** BEGIN Dataset content **

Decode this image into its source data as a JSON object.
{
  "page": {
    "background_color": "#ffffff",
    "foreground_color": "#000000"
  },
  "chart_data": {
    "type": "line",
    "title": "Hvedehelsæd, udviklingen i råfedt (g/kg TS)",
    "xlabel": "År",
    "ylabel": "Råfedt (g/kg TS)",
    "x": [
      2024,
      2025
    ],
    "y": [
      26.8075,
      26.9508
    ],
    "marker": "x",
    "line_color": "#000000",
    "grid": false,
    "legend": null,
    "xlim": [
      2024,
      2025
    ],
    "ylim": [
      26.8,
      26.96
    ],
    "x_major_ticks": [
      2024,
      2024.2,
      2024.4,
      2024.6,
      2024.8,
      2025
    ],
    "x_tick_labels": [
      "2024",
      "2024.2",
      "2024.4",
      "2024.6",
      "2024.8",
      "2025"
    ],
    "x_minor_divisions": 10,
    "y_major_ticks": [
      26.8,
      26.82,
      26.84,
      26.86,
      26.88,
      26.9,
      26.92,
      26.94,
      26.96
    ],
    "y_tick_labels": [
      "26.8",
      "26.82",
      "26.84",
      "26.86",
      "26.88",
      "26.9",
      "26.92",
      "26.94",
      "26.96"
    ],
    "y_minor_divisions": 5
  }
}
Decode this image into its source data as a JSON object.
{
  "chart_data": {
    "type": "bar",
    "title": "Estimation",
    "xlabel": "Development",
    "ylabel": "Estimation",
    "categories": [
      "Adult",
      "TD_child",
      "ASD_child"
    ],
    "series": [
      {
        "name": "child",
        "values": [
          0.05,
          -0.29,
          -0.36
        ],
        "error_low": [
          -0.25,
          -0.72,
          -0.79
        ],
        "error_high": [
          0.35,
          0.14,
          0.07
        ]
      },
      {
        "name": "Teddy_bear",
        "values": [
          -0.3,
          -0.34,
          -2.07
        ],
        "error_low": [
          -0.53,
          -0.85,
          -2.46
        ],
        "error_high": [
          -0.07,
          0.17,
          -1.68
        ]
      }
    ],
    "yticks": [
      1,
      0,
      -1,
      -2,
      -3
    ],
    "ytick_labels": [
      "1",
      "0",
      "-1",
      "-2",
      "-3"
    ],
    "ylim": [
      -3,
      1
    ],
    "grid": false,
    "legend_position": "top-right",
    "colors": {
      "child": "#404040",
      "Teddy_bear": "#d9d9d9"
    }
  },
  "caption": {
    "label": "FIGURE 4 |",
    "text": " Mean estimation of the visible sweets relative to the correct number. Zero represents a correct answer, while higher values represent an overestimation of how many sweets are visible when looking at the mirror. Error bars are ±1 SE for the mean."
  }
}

** END Dataset content **

# What this task involves
Out of the material above, gather each line where "ylabel" appears.

# Solution
    "ylabel": "Råfedt (g/kg TS)",
    "ylabel": "Estimation",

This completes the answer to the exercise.